*Aim*: In the data below, find each line containing the string "Austenitizing" and return it.

*Dataset entries*:
** Begin **

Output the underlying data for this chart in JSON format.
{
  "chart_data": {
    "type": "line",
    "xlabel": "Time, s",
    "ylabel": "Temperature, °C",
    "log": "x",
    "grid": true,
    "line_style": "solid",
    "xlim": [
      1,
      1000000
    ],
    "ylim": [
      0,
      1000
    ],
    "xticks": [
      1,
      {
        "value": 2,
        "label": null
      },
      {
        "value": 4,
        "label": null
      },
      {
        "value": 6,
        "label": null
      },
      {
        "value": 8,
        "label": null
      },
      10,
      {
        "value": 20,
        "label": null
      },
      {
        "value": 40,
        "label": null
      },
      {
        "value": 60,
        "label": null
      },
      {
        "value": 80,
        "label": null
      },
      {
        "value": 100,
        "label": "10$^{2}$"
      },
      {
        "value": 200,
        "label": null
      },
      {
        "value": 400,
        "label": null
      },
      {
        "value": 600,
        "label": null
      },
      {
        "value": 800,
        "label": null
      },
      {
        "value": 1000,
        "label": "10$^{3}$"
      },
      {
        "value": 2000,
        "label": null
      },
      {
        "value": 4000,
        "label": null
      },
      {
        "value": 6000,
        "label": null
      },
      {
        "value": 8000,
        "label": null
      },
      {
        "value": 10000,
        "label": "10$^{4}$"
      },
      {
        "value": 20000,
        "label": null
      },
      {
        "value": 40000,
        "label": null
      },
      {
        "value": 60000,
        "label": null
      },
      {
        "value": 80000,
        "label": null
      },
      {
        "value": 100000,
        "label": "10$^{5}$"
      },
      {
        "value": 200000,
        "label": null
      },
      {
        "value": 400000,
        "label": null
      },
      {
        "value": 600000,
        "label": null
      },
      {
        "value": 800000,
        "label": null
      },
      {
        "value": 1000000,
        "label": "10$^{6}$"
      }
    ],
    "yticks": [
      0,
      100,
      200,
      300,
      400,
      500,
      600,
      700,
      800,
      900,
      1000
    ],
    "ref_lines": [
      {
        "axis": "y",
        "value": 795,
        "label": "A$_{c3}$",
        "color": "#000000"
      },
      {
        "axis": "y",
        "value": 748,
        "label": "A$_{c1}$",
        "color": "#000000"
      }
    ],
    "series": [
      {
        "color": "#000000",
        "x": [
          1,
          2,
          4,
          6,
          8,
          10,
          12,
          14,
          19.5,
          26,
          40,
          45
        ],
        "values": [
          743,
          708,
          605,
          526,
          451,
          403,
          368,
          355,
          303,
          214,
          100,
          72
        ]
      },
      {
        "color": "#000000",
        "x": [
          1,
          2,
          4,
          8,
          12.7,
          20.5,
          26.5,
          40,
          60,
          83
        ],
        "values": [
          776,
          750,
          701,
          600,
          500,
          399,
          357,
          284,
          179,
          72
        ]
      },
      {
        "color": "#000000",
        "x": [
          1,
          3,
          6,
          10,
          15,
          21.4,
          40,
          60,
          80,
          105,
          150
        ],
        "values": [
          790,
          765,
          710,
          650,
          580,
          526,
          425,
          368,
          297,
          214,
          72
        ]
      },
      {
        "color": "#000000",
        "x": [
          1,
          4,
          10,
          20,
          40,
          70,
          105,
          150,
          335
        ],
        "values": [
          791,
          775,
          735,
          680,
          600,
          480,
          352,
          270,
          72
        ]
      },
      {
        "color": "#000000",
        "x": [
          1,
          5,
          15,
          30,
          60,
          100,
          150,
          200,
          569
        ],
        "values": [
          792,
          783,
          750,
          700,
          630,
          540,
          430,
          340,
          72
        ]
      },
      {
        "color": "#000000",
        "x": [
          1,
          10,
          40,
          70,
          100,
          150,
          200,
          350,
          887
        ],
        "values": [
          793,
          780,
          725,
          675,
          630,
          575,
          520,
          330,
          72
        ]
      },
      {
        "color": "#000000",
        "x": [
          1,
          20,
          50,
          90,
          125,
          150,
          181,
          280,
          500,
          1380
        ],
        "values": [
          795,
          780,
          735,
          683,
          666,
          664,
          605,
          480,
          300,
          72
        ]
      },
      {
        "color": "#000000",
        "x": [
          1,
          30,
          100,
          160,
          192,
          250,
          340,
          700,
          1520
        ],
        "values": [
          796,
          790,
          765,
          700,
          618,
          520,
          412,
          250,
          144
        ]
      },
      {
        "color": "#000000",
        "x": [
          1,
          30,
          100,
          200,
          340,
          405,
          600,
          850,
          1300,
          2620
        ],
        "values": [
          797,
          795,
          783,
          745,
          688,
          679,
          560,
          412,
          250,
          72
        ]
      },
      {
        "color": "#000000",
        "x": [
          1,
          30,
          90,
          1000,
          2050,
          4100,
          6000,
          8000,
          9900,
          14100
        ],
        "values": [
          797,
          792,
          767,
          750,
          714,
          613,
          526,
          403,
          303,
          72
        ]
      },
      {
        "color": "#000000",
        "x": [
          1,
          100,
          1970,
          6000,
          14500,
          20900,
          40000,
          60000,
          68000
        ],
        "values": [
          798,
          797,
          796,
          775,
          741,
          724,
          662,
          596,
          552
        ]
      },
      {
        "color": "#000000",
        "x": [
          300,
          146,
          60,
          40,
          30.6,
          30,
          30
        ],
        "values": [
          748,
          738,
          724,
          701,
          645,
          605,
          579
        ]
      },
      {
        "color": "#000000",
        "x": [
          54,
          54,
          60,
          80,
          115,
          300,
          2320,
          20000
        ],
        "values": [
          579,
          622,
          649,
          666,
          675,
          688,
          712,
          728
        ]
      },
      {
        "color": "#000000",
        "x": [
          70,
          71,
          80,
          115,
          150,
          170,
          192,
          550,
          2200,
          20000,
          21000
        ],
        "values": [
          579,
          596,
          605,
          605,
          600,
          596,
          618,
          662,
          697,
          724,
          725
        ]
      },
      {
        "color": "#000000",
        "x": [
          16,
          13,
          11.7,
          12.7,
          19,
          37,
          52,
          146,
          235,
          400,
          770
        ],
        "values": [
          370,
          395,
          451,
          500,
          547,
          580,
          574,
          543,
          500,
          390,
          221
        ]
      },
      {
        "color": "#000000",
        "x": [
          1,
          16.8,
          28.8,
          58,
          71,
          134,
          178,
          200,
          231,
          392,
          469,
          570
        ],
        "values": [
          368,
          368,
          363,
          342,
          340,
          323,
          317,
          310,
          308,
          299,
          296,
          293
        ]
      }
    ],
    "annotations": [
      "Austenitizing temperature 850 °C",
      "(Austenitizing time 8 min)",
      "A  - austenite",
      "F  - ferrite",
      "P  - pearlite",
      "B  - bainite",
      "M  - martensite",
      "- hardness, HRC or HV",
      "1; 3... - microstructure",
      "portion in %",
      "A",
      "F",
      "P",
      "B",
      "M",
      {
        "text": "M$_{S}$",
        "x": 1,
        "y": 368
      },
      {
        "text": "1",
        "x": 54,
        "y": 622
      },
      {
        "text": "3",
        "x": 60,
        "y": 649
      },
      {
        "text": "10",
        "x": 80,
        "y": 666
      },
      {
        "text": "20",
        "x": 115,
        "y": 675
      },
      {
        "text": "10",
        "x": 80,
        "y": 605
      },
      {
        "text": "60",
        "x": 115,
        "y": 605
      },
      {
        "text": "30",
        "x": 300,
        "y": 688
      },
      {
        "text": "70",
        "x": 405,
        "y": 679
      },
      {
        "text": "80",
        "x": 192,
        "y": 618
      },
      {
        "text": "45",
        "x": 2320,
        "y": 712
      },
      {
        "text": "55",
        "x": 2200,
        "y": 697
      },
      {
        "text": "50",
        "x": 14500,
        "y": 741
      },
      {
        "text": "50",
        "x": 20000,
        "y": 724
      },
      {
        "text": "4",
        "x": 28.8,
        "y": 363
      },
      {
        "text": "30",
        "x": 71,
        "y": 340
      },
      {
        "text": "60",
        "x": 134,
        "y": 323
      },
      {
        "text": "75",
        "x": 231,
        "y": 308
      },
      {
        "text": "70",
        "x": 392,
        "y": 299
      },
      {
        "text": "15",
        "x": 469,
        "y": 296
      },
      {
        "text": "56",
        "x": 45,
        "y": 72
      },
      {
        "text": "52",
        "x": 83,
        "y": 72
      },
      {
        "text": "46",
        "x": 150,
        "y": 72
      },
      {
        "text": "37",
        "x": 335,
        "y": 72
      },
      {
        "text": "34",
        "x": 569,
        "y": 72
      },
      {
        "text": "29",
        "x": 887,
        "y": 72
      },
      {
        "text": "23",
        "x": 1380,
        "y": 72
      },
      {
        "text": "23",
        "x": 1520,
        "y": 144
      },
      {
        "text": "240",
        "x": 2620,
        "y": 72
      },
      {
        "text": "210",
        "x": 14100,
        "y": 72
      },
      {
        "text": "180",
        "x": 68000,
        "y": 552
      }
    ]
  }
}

** End **

*Task response*:
      "Austenitizing temperature 850 °C",
      "(Austenitizing time 8 min)",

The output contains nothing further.